**Materials provided:**
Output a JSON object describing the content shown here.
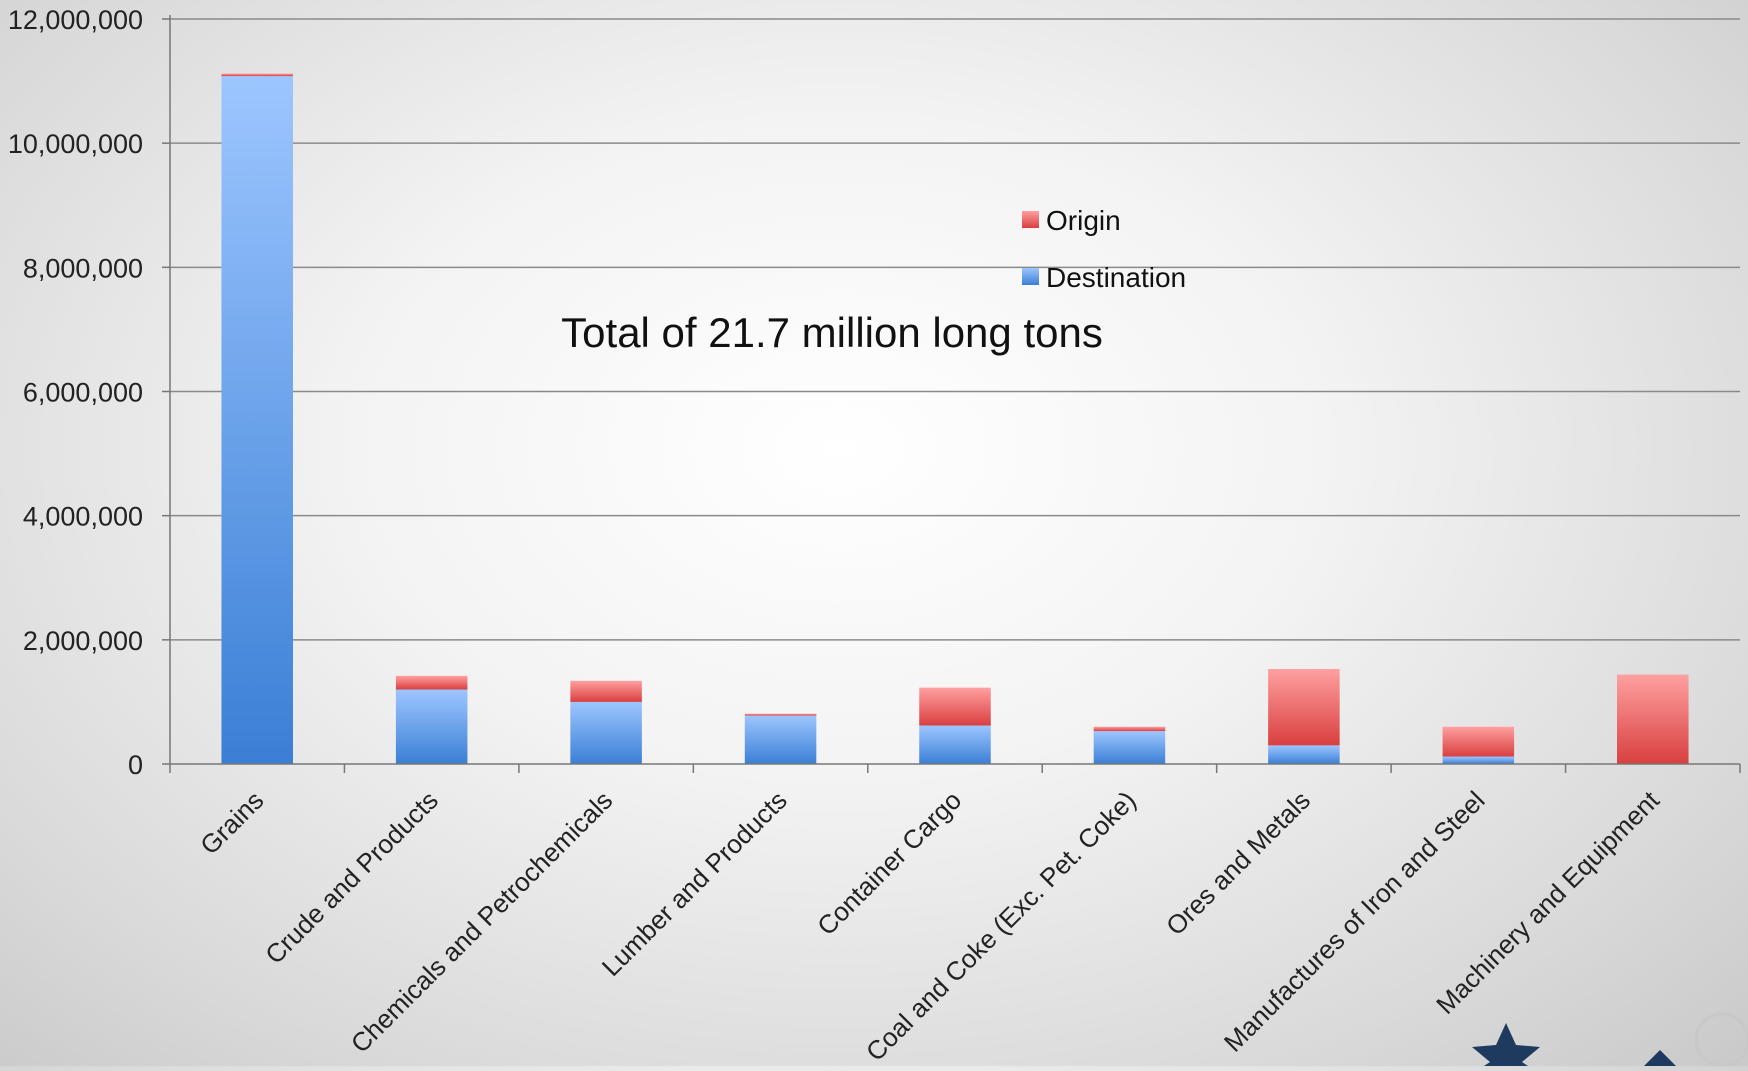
{
  "chart_data": {
    "type": "bar",
    "stacked": true,
    "title": "",
    "annotation": "Total of 21.7 million long tons",
    "xlabel": "",
    "ylabel": "",
    "ylim": [
      0,
      12000000
    ],
    "yticks": [
      0,
      2000000,
      4000000,
      6000000,
      8000000,
      10000000,
      12000000
    ],
    "ytick_labels": [
      "0",
      "2,000,000",
      "4,000,000",
      "6,000,000",
      "8,000,000",
      "10,000,000",
      "12,000,000"
    ],
    "grid": true,
    "legend_position": "upper-center",
    "categories": [
      "Grains",
      "Crude and Products",
      "Chemicals and Petrochemicals",
      "Lumber and Products",
      "Container Cargo",
      "Coal and Coke (Exc. Pet. Coke)",
      "Ores and Metals",
      "Manufactures of Iron and Steel",
      "Machinery and Equipment"
    ],
    "series": [
      {
        "name": "Destination",
        "color": "#5b9bd5",
        "values": [
          11080000,
          1200000,
          1000000,
          780000,
          620000,
          530000,
          300000,
          120000,
          0
        ]
      },
      {
        "name": "Origin",
        "color": "#e06666",
        "values": [
          40000,
          220000,
          340000,
          30000,
          610000,
          70000,
          1230000,
          480000,
          1440000
        ]
      }
    ],
    "legend_order": [
      "Origin",
      "Destination"
    ]
  }
}
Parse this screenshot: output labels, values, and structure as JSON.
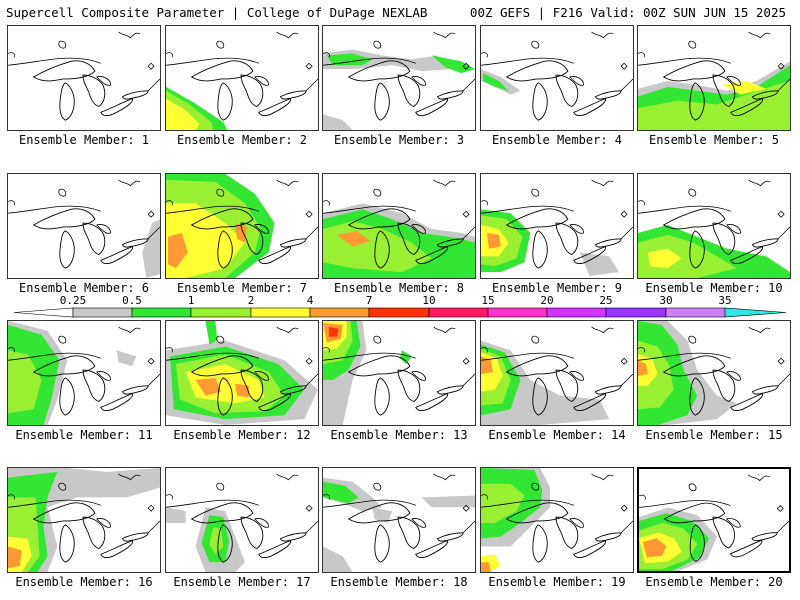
{
  "header": {
    "title_left": "Supercell Composite Parameter | College of DuPage NEXLAB",
    "title_right": "00Z GEFS | F216 Valid: 00Z SUN JUN 15 2025"
  },
  "colors": {
    "c0": "#c8c8c8",
    "c1": "#33e633",
    "c2": "#99f033",
    "c3": "#ffff33",
    "c4": "#ff9933",
    "c5": "#ff3300",
    "c6": "#ff1a66",
    "c7": "#ff33cc",
    "c8": "#d633ff",
    "c9": "#9933ff",
    "c10": "#cc80ff",
    "c11": "#33e6e6"
  },
  "colorbar": {
    "ticks": [
      "0.25",
      "0.5",
      "1",
      "2",
      "4",
      "7",
      "10",
      "15",
      "20",
      "25",
      "30",
      "35"
    ]
  },
  "members": [
    {
      "label": "Ensemble Member: 1",
      "selected": false,
      "blobs": []
    },
    {
      "label": "Ensemble Member: 2",
      "selected": false,
      "blobs": [
        {
          "c": "c1",
          "p": "0,62 28,78 58,98 62,106 0,106"
        },
        {
          "c": "c2",
          "p": "0,66 24,80 46,98 48,106 0,106"
        },
        {
          "c": "c3",
          "p": "0,74 20,86 34,100 30,106 0,106"
        }
      ]
    },
    {
      "label": "Ensemble Member: 3",
      "selected": false,
      "blobs": [
        {
          "c": "c0",
          "p": "0,28 30,24 60,30 90,34 116,30 130,44 100,46 70,40 30,44 0,44"
        },
        {
          "c": "c1",
          "p": "4,30 30,28 50,34 40,40 10,40"
        },
        {
          "c": "c1",
          "p": "110,30 140,36 154,44 140,48 124,42"
        },
        {
          "c": "c0",
          "p": "0,90 20,96 30,106 0,106"
        }
      ]
    },
    {
      "label": "Ensemble Member: 4",
      "selected": false,
      "blobs": [
        {
          "c": "c0",
          "p": "0,44 20,52 40,66 30,70 10,60 0,56"
        },
        {
          "c": "c1",
          "p": "2,48 18,56 28,66 14,62 2,56"
        }
      ]
    },
    {
      "label": "Ensemble Member: 5",
      "selected": false,
      "blobs": [
        {
          "c": "c0",
          "p": "0,64 30,56 60,60 90,66 120,56 154,36 154,106 0,106"
        },
        {
          "c": "c1",
          "p": "0,72 30,62 60,66 90,70 120,62 154,40 154,106 0,106"
        },
        {
          "c": "c2",
          "p": "0,84 40,76 80,80 110,70 140,60 154,56 154,106 0,106"
        },
        {
          "c": "c3",
          "p": "86,60 110,56 130,64 104,70"
        }
      ]
    },
    {
      "label": "Ensemble Member: 6",
      "selected": false,
      "blobs": [
        {
          "c": "c0",
          "p": "146,50 154,46 154,102 140,106 136,80"
        }
      ]
    },
    {
      "label": "Ensemble Member: 7",
      "selected": false,
      "blobs": [
        {
          "c": "c1",
          "p": "0,0 60,0 90,20 110,50 104,80 70,106 0,106"
        },
        {
          "c": "c2",
          "p": "0,6 50,8 80,30 96,56 90,80 60,106 0,106"
        },
        {
          "c": "c3",
          "p": "0,30 30,30 60,50 80,70 60,96 20,106 0,106"
        },
        {
          "c": "c4",
          "p": "2,64 16,60 22,80 10,96 2,92"
        },
        {
          "c": "c4",
          "p": "70,50 82,54 80,70 72,66"
        }
      ]
    },
    {
      "label": "Ensemble Member: 8",
      "selected": false,
      "blobs": [
        {
          "c": "c0",
          "p": "0,40 40,30 80,40 110,56 140,60 154,64 154,106 0,106"
        },
        {
          "c": "c1",
          "p": "0,46 40,36 70,46 100,60 140,66 154,70 154,106 0,106"
        },
        {
          "c": "c2",
          "p": "0,56 30,48 60,56 90,70 110,86 80,100 30,96 0,90"
        },
        {
          "c": "c4",
          "p": "14,62 34,58 48,68 30,74"
        }
      ]
    },
    {
      "label": "Ensemble Member: 9",
      "selected": false,
      "blobs": [
        {
          "c": "c1",
          "p": "0,36 30,40 50,60 44,90 20,100 0,100"
        },
        {
          "c": "c2",
          "p": "0,42 26,46 42,64 36,86 14,94 0,92"
        },
        {
          "c": "c3",
          "p": "0,52 18,56 28,70 18,84 0,84"
        },
        {
          "c": "c4",
          "p": "6,60 18,62 20,74 8,76"
        },
        {
          "c": "c0",
          "p": "100,80 130,84 140,100 110,104"
        }
      ]
    },
    {
      "label": "Ensemble Member: 10",
      "selected": false,
      "blobs": [
        {
          "c": "c1",
          "p": "0,60 30,52 60,64 90,76 130,84 154,100 154,106 0,106"
        },
        {
          "c": "c2",
          "p": "0,70 30,62 56,70 80,84 100,96 60,106 0,106"
        },
        {
          "c": "c3",
          "p": "10,80 30,76 44,86 30,96 12,94"
        }
      ]
    },
    {
      "label": "Ensemble Member: 11",
      "selected": false,
      "blobs": [
        {
          "c": "c0",
          "p": "0,0 40,10 60,40 50,80 40,106 0,106"
        },
        {
          "c": "c1",
          "p": "0,4 34,14 52,40 44,80 36,106 0,106"
        },
        {
          "c": "c2",
          "p": "0,30 20,34 34,60 26,90 0,94"
        },
        {
          "c": "c0",
          "p": "110,30 130,36 126,46 112,42"
        }
      ]
    },
    {
      "label": "Ensemble Member: 12",
      "selected": false,
      "blobs": [
        {
          "c": "c0",
          "p": "0,30 60,20 120,40 154,70 140,100 60,106 0,96"
        },
        {
          "c": "c1",
          "p": "4,36 60,26 114,44 140,70 120,96 60,100 8,90"
        },
        {
          "c": "c2",
          "p": "10,44 60,34 104,52 120,76 100,92 50,94 14,80"
        },
        {
          "c": "c3",
          "p": "20,52 60,44 94,60 100,78 70,84 30,78"
        },
        {
          "c": "c4",
          "p": "30,60 50,58 56,72 40,76"
        },
        {
          "c": "c4",
          "p": "70,64 84,66 84,78 72,76"
        },
        {
          "c": "c1",
          "p": "40,0 50,0 52,20 44,24"
        }
      ]
    },
    {
      "label": "Ensemble Member: 13",
      "selected": false,
      "blobs": [
        {
          "c": "c0",
          "p": "0,0 40,0 44,30 30,60 20,106 0,106"
        },
        {
          "c": "c1",
          "p": "0,0 34,0 38,26 26,50 10,60 0,60"
        },
        {
          "c": "c2",
          "p": "0,0 28,0 30,20 20,40 0,44"
        },
        {
          "c": "c3",
          "p": "0,0 24,0 24,16 14,28 0,30"
        },
        {
          "c": "c4",
          "p": "0,2 20,4 18,18 4,22"
        },
        {
          "c": "c5",
          "p": "6,6 16,8 14,16 6,16"
        },
        {
          "c": "c1",
          "p": "80,30 90,36 84,44 78,38"
        }
      ]
    },
    {
      "label": "Ensemble Member: 14",
      "selected": false,
      "blobs": [
        {
          "c": "c0",
          "p": "0,20 30,30 50,60 80,76 120,80 130,100 60,106 0,106"
        },
        {
          "c": "c1",
          "p": "0,24 24,32 40,60 30,90 0,96"
        },
        {
          "c": "c2",
          "p": "0,28 20,36 30,60 22,84 0,86"
        },
        {
          "c": "c3",
          "p": "0,32 16,38 22,56 14,70 0,72"
        },
        {
          "c": "c4",
          "p": "0,36 10,40 12,52 0,54"
        }
      ]
    },
    {
      "label": "Ensemble Member: 15",
      "selected": false,
      "blobs": [
        {
          "c": "c0",
          "p": "0,0 30,0 50,20 60,50 80,76 100,84 80,100 30,106 0,106"
        },
        {
          "c": "c1",
          "p": "0,0 24,4 40,24 46,50 60,76 50,96 20,106 0,106"
        },
        {
          "c": "c2",
          "p": "0,20 20,26 32,46 36,70 22,88 0,90"
        },
        {
          "c": "c3",
          "p": "0,34 14,38 20,54 10,66 0,66"
        },
        {
          "c": "c4",
          "p": "0,40 8,44 10,54 0,56"
        }
      ]
    },
    {
      "label": "Ensemble Member: 16",
      "selected": false,
      "blobs": [
        {
          "c": "c0",
          "p": "0,0 60,0 100,4 154,0 154,20 120,30 70,30 40,40 50,80 40,106 0,106"
        },
        {
          "c": "c1",
          "p": "0,10 50,4 40,30 36,60 40,90 30,106 0,106"
        },
        {
          "c": "c2",
          "p": "0,30 28,30 30,60 32,90 20,106 0,106"
        },
        {
          "c": "c3",
          "p": "0,70 20,72 24,90 14,106 0,106"
        },
        {
          "c": "c4",
          "p": "0,80 14,84 12,100 0,102"
        }
      ]
    },
    {
      "label": "Ensemble Member: 17",
      "selected": false,
      "blobs": [
        {
          "c": "c0",
          "p": "40,40 60,44 70,70 80,96 70,106 40,106 30,80"
        },
        {
          "c": "c1",
          "p": "44,48 58,50 64,74 60,96 44,96 36,76"
        },
        {
          "c": "c2",
          "p": "48,60 56,62 58,80 50,88 44,78"
        },
        {
          "c": "c0",
          "p": "0,40 20,44 20,56 0,56"
        }
      ]
    },
    {
      "label": "Ensemble Member: 18",
      "selected": false,
      "blobs": [
        {
          "c": "c0",
          "p": "0,10 30,14 50,30 60,40 40,44 20,36 0,30"
        },
        {
          "c": "c1",
          "p": "0,14 22,18 36,30 26,36 0,30"
        },
        {
          "c": "c0",
          "p": "100,30 154,28 154,40 110,40"
        },
        {
          "c": "c0",
          "p": "50,40 70,44 66,56 52,52"
        },
        {
          "c": "c0",
          "p": "0,80 20,90 30,106 0,106"
        }
      ]
    },
    {
      "label": "Ensemble Member: 19",
      "selected": false,
      "blobs": [
        {
          "c": "c0",
          "p": "0,0 60,0 70,20 70,40 50,60 30,80 0,80"
        },
        {
          "c": "c1",
          "p": "0,0 54,2 62,22 60,40 40,56 20,70 0,72"
        },
        {
          "c": "c2",
          "p": "0,16 30,16 44,28 36,44 14,56 0,56"
        },
        {
          "c": "c3",
          "p": "0,90 14,88 20,100 8,106 0,106"
        },
        {
          "c": "c4",
          "p": "0,96 8,96 10,106 0,106"
        }
      ]
    },
    {
      "label": "Ensemble Member: 20",
      "selected": true,
      "blobs": [
        {
          "c": "c0",
          "p": "0,50 30,40 60,48 80,70 70,94 40,106 0,106"
        },
        {
          "c": "c1",
          "p": "0,54 28,46 54,54 72,72 62,92 34,106 0,106"
        },
        {
          "c": "c2",
          "p": "0,64 24,56 46,62 60,78 50,94 24,104 0,104"
        },
        {
          "c": "c3",
          "p": "0,72 20,66 36,72 44,86 30,96 6,98"
        },
        {
          "c": "c4",
          "p": "4,76 18,72 28,80 24,90 8,92"
        }
      ]
    }
  ]
}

**Exercise aim:** Extract every line containing the string "true" from the data above.

**Written solution:**
    "stacked": true,
    "grid": true,
      "selected": true,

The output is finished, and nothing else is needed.